■ **Exercise**:
With the pictures omitted, write out the entries that follow exactly as they stand.

■ **Record set**:
#####

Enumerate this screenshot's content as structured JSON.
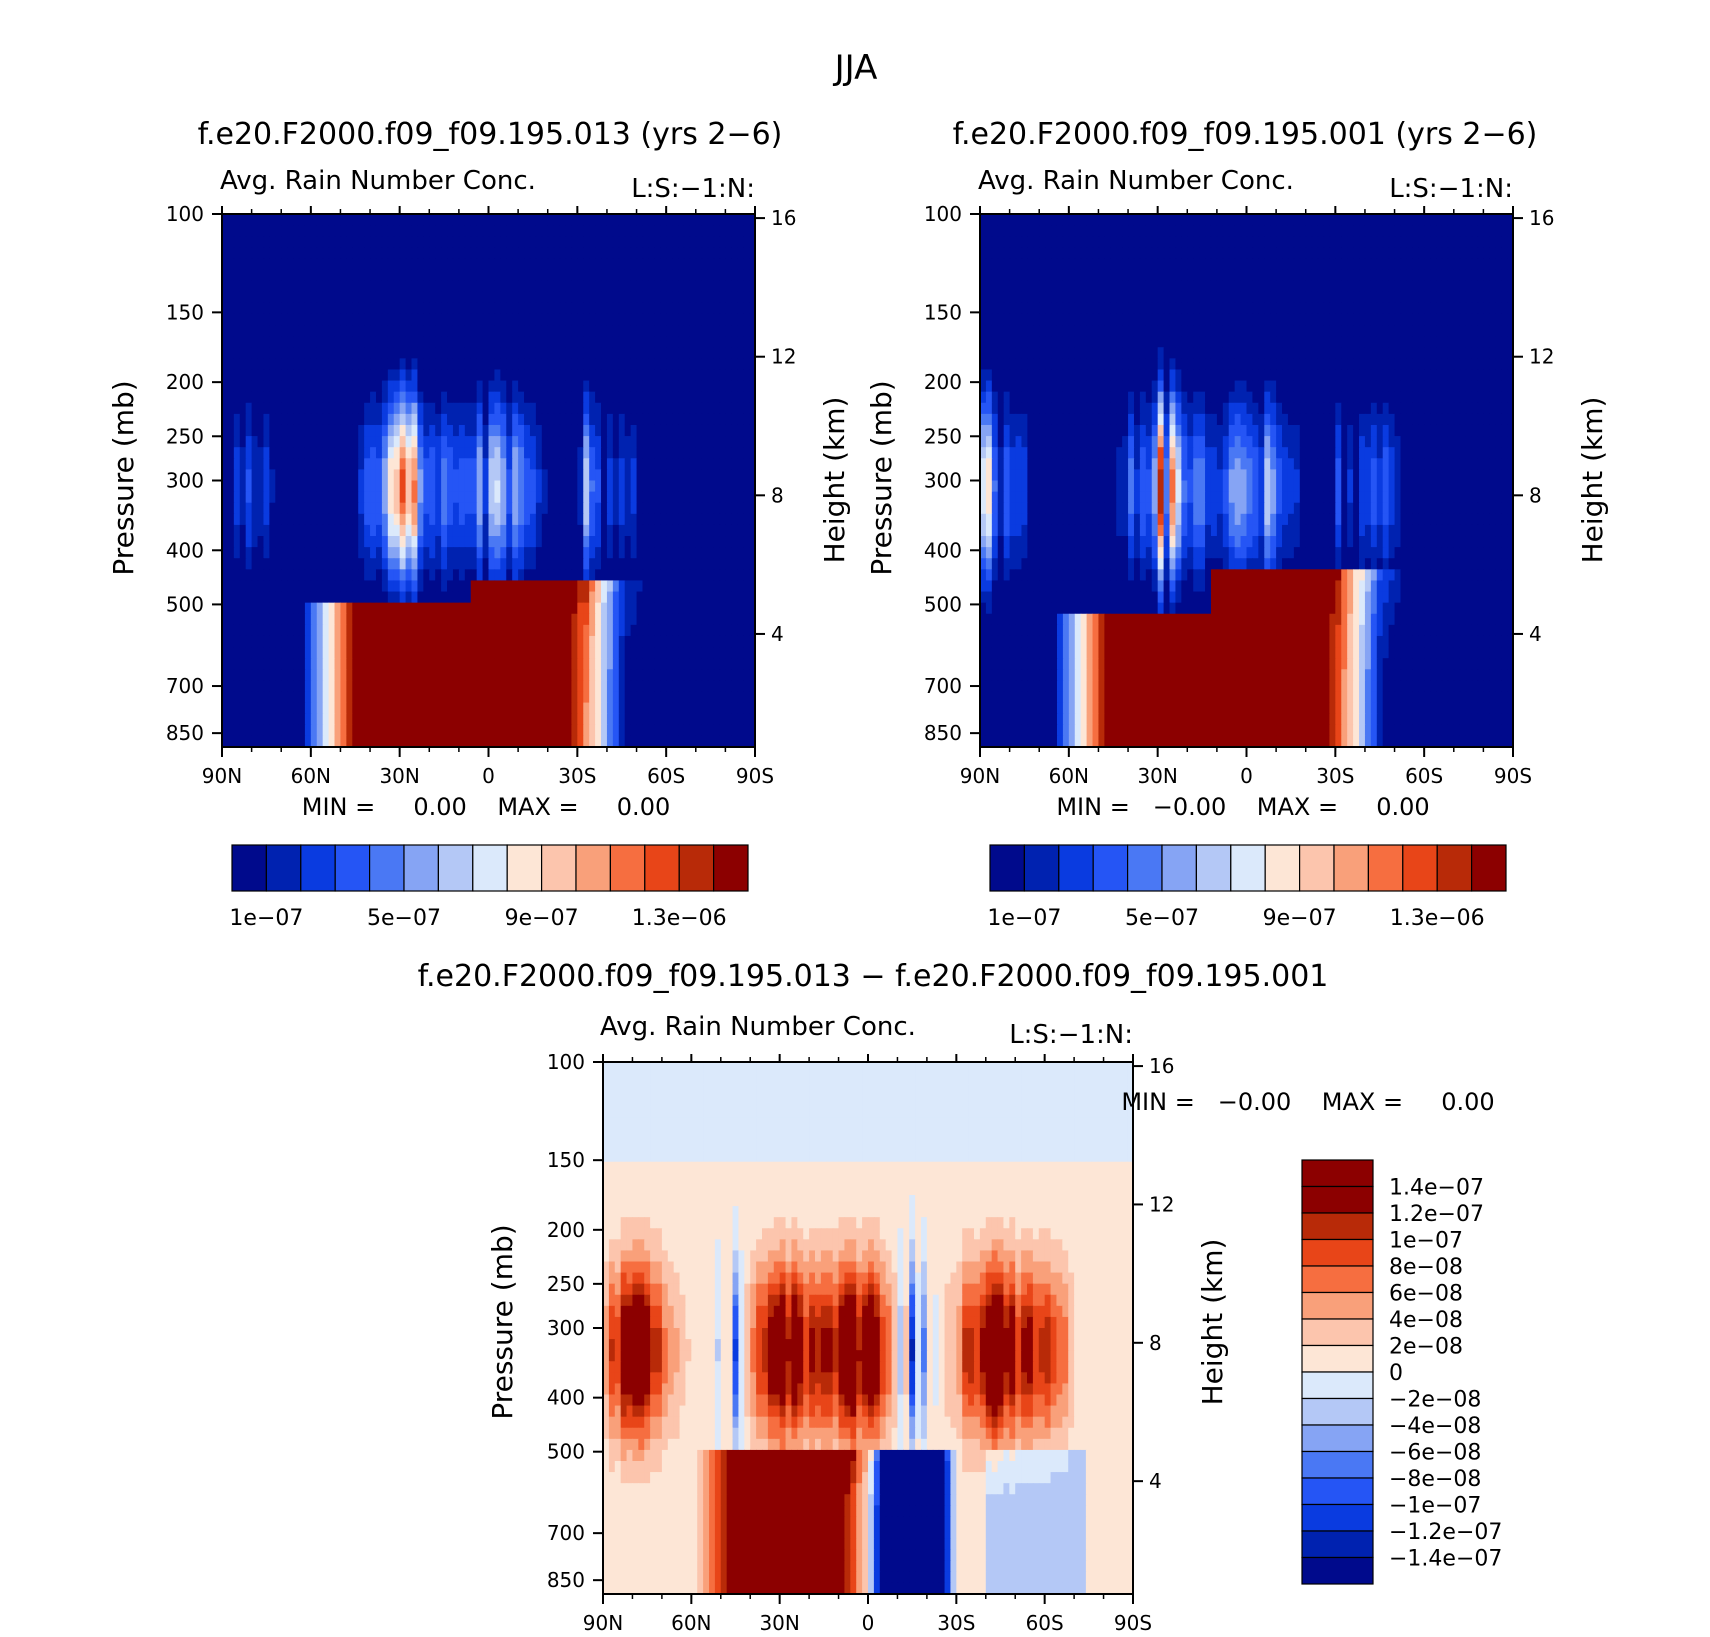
{
  "figure_title": "JJA",
  "panels": [
    {
      "id": "p1",
      "title": "f.e20.F2000.f09_f09.195.013 (yrs 2−6)",
      "subtitle_left": "Avg. Rain Number Conc.",
      "subtitle_right": "L:S:−1:N:",
      "ylabel": "Pressure (mb)",
      "ylabel_right": "Height (km)",
      "stats": "MIN =     0.00    MAX =     0.00",
      "colorbar_labels": [
        "1e−07",
        "5e−07",
        "9e−07",
        "1.3e−06"
      ]
    },
    {
      "id": "p2",
      "title": "f.e20.F2000.f09_f09.195.001 (yrs 2−6)",
      "subtitle_left": "Avg. Rain Number Conc.",
      "subtitle_right": "L:S:−1:N:",
      "ylabel": "Pressure (mb)",
      "ylabel_right": "Height (km)",
      "stats": "MIN =   −0.00    MAX =     0.00",
      "colorbar_labels": [
        "1e−07",
        "5e−07",
        "9e−07",
        "1.3e−06"
      ]
    },
    {
      "id": "p3",
      "title": "f.e20.F2000.f09_f09.195.013 − f.e20.F2000.f09_f09.195.001",
      "subtitle_left": "Avg. Rain Number Conc.",
      "subtitle_right": "L:S:−1:N:",
      "ylabel": "Pressure (mb)",
      "ylabel_right": "Height (km)",
      "stats": "MIN =   −0.00    MAX =     0.00",
      "colorbar_labels": [
        "1.4e−07",
        "1.2e−07",
        "1e−07",
        "8e−08",
        "6e−08",
        "4e−08",
        "2e−08",
        "0",
        "−2e−08",
        "−4e−08",
        "−6e−08",
        "−8e−08",
        "−1e−07",
        "−1.2e−07",
        "−1.4e−07"
      ]
    }
  ],
  "chart_data": [
    {
      "type": "heatmap",
      "panel": "p1",
      "title": "f.e20.F2000.f09_f09.195.013 (yrs 2−6)",
      "variable": "Avg. Rain Number Conc.",
      "x_ticks": [
        "90N",
        "60N",
        "30N",
        "0",
        "30S",
        "60S",
        "90S"
      ],
      "x_range_deg": [
        90,
        -90
      ],
      "y_ticks": [
        100,
        150,
        200,
        250,
        300,
        400,
        500,
        700,
        850
      ],
      "y_range_mb": [
        100,
        900
      ],
      "y2_ticks": [
        16,
        12,
        8,
        4
      ],
      "ylabel": "Pressure (mb)",
      "y2label": "Height (km)",
      "levels": [
        1e-07,
        2e-07,
        3e-07,
        4e-07,
        5e-07,
        6e-07,
        7e-07,
        8e-07,
        9e-07,
        1e-06,
        1.1e-06,
        1.2e-06,
        1.3e-06,
        1.4e-06,
        1.5e-06
      ],
      "min": 0.0,
      "max": 0.0
    },
    {
      "type": "heatmap",
      "panel": "p2",
      "title": "f.e20.F2000.f09_f09.195.001 (yrs 2−6)",
      "variable": "Avg. Rain Number Conc.",
      "x_ticks": [
        "90N",
        "60N",
        "30N",
        "0",
        "30S",
        "60S",
        "90S"
      ],
      "x_range_deg": [
        90,
        -90
      ],
      "y_ticks": [
        100,
        150,
        200,
        250,
        300,
        400,
        500,
        700,
        850
      ],
      "y_range_mb": [
        100,
        900
      ],
      "y2_ticks": [
        16,
        12,
        8,
        4
      ],
      "ylabel": "Pressure (mb)",
      "y2label": "Height (km)",
      "levels": [
        1e-07,
        2e-07,
        3e-07,
        4e-07,
        5e-07,
        6e-07,
        7e-07,
        8e-07,
        9e-07,
        1e-06,
        1.1e-06,
        1.2e-06,
        1.3e-06,
        1.4e-06,
        1.5e-06
      ],
      "min": -0.0,
      "max": 0.0
    },
    {
      "type": "heatmap",
      "panel": "p3",
      "title": "f.e20.F2000.f09_f09.195.013 − f.e20.F2000.f09_f09.195.001",
      "variable": "Avg. Rain Number Conc.",
      "x_ticks": [
        "90N",
        "60N",
        "30N",
        "0",
        "30S",
        "60S",
        "90S"
      ],
      "x_range_deg": [
        90,
        -90
      ],
      "y_ticks": [
        100,
        150,
        200,
        250,
        300,
        400,
        500,
        700,
        850
      ],
      "y_range_mb": [
        100,
        900
      ],
      "y2_ticks": [
        16,
        12,
        8,
        4
      ],
      "ylabel": "Pressure (mb)",
      "y2label": "Height (km)",
      "levels": [
        1.4e-07,
        1.2e-07,
        1e-07,
        8e-08,
        6e-08,
        4e-08,
        2e-08,
        0,
        -2e-08,
        -4e-08,
        -6e-08,
        -8e-08,
        -1e-07,
        -1.2e-07,
        -1.4e-07
      ],
      "min": -0.0,
      "max": 0.0
    }
  ],
  "colormaps": {
    "seq": [
      "#000a8c",
      "#0022b0",
      "#0a3be0",
      "#2555f5",
      "#4a78f4",
      "#86a4f4",
      "#b4c8f6",
      "#dbe9fb",
      "#fde6d6",
      "#fcc5ad",
      "#f9a07a",
      "#f66e40",
      "#e84518",
      "#b82a08",
      "#8c0000"
    ],
    "diff": [
      "#8c0000",
      "#b82a08",
      "#e84518",
      "#f66e40",
      "#f9a07a",
      "#fcc5ad",
      "#fde6d6",
      "#dbe9fb",
      "#b4c8f6",
      "#86a4f4",
      "#4a78f4",
      "#2555f5",
      "#0a3be0",
      "#0022b0",
      "#000a8c"
    ]
  }
}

#####

■ **Exercise result**:
Enumerate this screenshot's content as structured JSON.
{
  "figure_title": "JJA",
  "panels": [
    {
      "id": "p1",
      "title": "f.e20.F2000.f09_f09.195.013 (yrs 2−6)",
      "subtitle_left": "Avg. Rain Number Conc.",
      "subtitle_right": "L:S:−1:N:",
      "ylabel": "Pressure (mb)",
      "ylabel_right": "Height (km)",
      "stats": "MIN =     0.00    MAX =     0.00",
      "colorbar_labels": [
        "1e−07",
        "5e−07",
        "9e−07",
        "1.3e−06"
      ]
    },
    {
      "id": "p2",
      "title": "f.e20.F2000.f09_f09.195.001 (yrs 2−6)",
      "subtitle_left": "Avg. Rain Number Conc.",
      "subtitle_right": "L:S:−1:N:",
      "ylabel": "Pressure (mb)",
      "ylabel_right": "Height (km)",
      "stats": "MIN =   −0.00    MAX =     0.00",
      "colorbar_labels": [
        "1e−07",
        "5e−07",
        "9e−07",
        "1.3e−06"
      ]
    },
    {
      "id": "p3",
      "title": "f.e20.F2000.f09_f09.195.013 − f.e20.F2000.f09_f09.195.001",
      "subtitle_left": "Avg. Rain Number Conc.",
      "subtitle_right": "L:S:−1:N:",
      "ylabel": "Pressure (mb)",
      "ylabel_right": "Height (km)",
      "stats": "MIN =   −0.00    MAX =     0.00",
      "colorbar_labels": [
        "1.4e−07",
        "1.2e−07",
        "1e−07",
        "8e−08",
        "6e−08",
        "4e−08",
        "2e−08",
        "0",
        "−2e−08",
        "−4e−08",
        "−6e−08",
        "−8e−08",
        "−1e−07",
        "−1.2e−07",
        "−1.4e−07"
      ]
    }
  ],
  "chart_data": [
    {
      "type": "heatmap",
      "panel": "p1",
      "title": "f.e20.F2000.f09_f09.195.013 (yrs 2−6)",
      "variable": "Avg. Rain Number Conc.",
      "x_ticks": [
        "90N",
        "60N",
        "30N",
        "0",
        "30S",
        "60S",
        "90S"
      ],
      "x_range_deg": [
        90,
        -90
      ],
      "y_ticks": [
        100,
        150,
        200,
        250,
        300,
        400,
        500,
        700,
        850
      ],
      "y_range_mb": [
        100,
        900
      ],
      "y2_ticks": [
        16,
        12,
        8,
        4
      ],
      "ylabel": "Pressure (mb)",
      "y2label": "Height (km)",
      "levels": [
        1e-07,
        2e-07,
        3e-07,
        4e-07,
        5e-07,
        6e-07,
        7e-07,
        8e-07,
        9e-07,
        1e-06,
        1.1e-06,
        1.2e-06,
        1.3e-06,
        1.4e-06,
        1.5e-06
      ],
      "min": 0.0,
      "max": 0.0
    },
    {
      "type": "heatmap",
      "panel": "p2",
      "title": "f.e20.F2000.f09_f09.195.001 (yrs 2−6)",
      "variable": "Avg. Rain Number Conc.",
      "x_ticks": [
        "90N",
        "60N",
        "30N",
        "0",
        "30S",
        "60S",
        "90S"
      ],
      "x_range_deg": [
        90,
        -90
      ],
      "y_ticks": [
        100,
        150,
        200,
        250,
        300,
        400,
        500,
        700,
        850
      ],
      "y_range_mb": [
        100,
        900
      ],
      "y2_ticks": [
        16,
        12,
        8,
        4
      ],
      "ylabel": "Pressure (mb)",
      "y2label": "Height (km)",
      "levels": [
        1e-07,
        2e-07,
        3e-07,
        4e-07,
        5e-07,
        6e-07,
        7e-07,
        8e-07,
        9e-07,
        1e-06,
        1.1e-06,
        1.2e-06,
        1.3e-06,
        1.4e-06,
        1.5e-06
      ],
      "min": -0.0,
      "max": 0.0
    },
    {
      "type": "heatmap",
      "panel": "p3",
      "title": "f.e20.F2000.f09_f09.195.013 − f.e20.F2000.f09_f09.195.001",
      "variable": "Avg. Rain Number Conc.",
      "x_ticks": [
        "90N",
        "60N",
        "30N",
        "0",
        "30S",
        "60S",
        "90S"
      ],
      "x_range_deg": [
        90,
        -90
      ],
      "y_ticks": [
        100,
        150,
        200,
        250,
        300,
        400,
        500,
        700,
        850
      ],
      "y_range_mb": [
        100,
        900
      ],
      "y2_ticks": [
        16,
        12,
        8,
        4
      ],
      "ylabel": "Pressure (mb)",
      "y2label": "Height (km)",
      "levels": [
        1.4e-07,
        1.2e-07,
        1e-07,
        8e-08,
        6e-08,
        4e-08,
        2e-08,
        0,
        -2e-08,
        -4e-08,
        -6e-08,
        -8e-08,
        -1e-07,
        -1.2e-07,
        -1.4e-07
      ],
      "min": -0.0,
      "max": 0.0
    }
  ],
  "colormaps": {
    "seq": [
      "#000a8c",
      "#0022b0",
      "#0a3be0",
      "#2555f5",
      "#4a78f4",
      "#86a4f4",
      "#b4c8f6",
      "#dbe9fb",
      "#fde6d6",
      "#fcc5ad",
      "#f9a07a",
      "#f66e40",
      "#e84518",
      "#b82a08",
      "#8c0000"
    ],
    "diff": [
      "#8c0000",
      "#b82a08",
      "#e84518",
      "#f66e40",
      "#f9a07a",
      "#fcc5ad",
      "#fde6d6",
      "#dbe9fb",
      "#b4c8f6",
      "#86a4f4",
      "#4a78f4",
      "#2555f5",
      "#0a3be0",
      "#0022b0",
      "#000a8c"
    ]
  }
}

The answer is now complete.